### Record extracts
-=-=-=-=-

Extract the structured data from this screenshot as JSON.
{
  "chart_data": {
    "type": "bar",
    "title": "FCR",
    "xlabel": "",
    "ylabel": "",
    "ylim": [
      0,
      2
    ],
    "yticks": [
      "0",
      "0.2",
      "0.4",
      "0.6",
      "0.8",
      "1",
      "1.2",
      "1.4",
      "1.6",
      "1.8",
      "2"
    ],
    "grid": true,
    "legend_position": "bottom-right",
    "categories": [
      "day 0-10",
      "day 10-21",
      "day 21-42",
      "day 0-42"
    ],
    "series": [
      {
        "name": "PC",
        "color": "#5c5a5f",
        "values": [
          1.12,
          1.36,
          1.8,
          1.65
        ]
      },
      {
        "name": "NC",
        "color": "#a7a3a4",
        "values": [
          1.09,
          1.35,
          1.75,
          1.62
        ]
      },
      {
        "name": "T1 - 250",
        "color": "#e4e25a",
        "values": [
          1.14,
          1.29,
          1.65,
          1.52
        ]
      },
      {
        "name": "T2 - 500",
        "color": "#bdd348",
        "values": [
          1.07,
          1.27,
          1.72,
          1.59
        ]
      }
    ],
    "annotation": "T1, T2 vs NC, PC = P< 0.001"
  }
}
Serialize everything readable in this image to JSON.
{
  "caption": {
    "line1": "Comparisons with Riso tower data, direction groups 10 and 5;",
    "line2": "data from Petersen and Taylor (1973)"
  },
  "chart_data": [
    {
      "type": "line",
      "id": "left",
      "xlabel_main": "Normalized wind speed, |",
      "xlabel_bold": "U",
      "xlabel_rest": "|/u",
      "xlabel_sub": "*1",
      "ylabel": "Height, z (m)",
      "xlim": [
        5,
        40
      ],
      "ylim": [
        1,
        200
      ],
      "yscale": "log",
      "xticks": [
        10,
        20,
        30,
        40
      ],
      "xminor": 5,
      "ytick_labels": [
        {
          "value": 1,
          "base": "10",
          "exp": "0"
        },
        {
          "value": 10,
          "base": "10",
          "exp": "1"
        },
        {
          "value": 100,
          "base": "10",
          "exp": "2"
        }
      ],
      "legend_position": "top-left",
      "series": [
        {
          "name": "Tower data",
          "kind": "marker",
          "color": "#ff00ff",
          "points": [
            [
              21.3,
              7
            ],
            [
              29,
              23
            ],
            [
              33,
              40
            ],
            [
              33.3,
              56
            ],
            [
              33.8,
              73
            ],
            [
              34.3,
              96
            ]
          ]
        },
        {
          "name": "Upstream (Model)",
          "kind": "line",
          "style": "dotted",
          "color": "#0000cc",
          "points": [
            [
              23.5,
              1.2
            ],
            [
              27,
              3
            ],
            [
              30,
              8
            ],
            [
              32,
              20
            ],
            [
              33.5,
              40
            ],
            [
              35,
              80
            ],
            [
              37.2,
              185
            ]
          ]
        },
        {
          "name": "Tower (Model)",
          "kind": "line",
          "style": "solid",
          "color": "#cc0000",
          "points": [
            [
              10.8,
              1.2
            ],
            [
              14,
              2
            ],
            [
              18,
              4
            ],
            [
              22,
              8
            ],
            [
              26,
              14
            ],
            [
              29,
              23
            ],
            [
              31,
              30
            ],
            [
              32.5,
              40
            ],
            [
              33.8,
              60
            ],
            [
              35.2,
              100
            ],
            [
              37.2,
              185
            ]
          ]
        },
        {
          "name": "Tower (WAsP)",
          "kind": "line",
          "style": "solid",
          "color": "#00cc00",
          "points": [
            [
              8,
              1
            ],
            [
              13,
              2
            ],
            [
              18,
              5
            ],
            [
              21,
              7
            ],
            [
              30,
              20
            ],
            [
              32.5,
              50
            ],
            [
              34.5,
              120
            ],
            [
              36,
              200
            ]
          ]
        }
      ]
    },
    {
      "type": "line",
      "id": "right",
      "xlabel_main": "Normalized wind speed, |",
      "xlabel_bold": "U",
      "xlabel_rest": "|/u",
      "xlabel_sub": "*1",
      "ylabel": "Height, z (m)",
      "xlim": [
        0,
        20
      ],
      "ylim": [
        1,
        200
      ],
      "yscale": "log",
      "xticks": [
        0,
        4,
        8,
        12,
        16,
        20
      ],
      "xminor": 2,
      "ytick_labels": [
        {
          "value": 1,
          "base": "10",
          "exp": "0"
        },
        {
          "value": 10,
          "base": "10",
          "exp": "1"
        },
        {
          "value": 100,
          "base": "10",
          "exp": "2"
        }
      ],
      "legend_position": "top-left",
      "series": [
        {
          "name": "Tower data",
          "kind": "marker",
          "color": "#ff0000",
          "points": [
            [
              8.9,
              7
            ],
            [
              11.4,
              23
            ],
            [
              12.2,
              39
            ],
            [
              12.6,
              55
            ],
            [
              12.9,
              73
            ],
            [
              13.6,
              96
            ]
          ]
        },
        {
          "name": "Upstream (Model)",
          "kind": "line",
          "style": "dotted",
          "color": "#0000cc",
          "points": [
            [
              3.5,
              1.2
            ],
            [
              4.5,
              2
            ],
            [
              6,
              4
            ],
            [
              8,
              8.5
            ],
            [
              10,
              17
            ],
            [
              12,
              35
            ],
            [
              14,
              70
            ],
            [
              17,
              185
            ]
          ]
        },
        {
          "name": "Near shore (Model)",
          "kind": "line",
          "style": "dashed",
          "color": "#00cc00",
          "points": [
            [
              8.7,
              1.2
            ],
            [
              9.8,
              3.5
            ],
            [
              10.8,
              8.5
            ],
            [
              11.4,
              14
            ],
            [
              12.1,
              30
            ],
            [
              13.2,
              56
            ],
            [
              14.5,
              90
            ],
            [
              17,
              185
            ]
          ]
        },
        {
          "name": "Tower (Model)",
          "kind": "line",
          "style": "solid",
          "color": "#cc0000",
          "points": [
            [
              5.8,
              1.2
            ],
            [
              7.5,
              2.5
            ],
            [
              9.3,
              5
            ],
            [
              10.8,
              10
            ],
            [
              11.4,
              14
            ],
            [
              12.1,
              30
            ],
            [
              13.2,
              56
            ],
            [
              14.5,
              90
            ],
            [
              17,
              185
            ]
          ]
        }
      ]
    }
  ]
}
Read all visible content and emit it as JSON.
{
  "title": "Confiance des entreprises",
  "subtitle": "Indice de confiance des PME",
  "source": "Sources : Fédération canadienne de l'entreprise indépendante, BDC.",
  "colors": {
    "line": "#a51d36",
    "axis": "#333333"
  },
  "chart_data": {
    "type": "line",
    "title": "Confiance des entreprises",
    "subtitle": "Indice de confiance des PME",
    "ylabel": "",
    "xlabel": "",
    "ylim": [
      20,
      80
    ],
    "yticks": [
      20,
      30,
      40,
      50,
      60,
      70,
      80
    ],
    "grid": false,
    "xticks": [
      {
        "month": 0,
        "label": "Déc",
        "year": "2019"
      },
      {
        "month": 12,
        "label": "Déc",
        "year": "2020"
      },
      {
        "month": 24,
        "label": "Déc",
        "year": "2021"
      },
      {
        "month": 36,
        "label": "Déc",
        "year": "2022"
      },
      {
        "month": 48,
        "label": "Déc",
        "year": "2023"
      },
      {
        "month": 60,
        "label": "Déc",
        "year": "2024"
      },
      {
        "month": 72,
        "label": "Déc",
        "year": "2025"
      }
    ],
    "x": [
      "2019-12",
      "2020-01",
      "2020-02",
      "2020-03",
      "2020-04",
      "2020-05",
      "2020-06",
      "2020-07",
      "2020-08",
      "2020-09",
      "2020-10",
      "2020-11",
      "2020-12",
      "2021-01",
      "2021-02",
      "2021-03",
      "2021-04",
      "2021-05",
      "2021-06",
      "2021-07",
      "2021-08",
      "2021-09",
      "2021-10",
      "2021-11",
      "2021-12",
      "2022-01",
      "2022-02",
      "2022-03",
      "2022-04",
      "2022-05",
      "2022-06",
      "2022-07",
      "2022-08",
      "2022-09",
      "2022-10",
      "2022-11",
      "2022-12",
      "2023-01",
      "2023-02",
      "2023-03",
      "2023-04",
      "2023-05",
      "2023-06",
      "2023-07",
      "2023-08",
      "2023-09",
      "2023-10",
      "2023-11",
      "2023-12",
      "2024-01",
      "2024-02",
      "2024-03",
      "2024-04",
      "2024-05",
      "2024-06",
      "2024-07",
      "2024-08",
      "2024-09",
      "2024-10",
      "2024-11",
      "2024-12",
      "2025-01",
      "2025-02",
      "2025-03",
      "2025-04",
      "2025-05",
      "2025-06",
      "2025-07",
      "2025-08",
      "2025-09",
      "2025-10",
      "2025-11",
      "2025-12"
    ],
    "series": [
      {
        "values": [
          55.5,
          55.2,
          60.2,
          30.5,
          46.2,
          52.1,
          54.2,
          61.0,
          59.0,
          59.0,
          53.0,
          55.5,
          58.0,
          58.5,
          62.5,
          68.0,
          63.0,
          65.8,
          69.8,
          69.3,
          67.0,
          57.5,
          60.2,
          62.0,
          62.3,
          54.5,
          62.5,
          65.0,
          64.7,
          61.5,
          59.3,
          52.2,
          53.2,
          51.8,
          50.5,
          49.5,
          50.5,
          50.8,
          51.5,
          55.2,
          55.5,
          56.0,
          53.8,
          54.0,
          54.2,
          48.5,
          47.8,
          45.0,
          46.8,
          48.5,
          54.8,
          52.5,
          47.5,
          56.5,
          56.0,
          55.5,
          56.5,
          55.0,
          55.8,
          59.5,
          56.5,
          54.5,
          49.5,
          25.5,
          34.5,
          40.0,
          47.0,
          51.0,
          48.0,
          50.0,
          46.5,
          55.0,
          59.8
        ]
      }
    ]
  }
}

-=-=-=-=-

### Challenge
For the string "name", count the lines of the entries above that include it; answer with the number only.

### Reply
12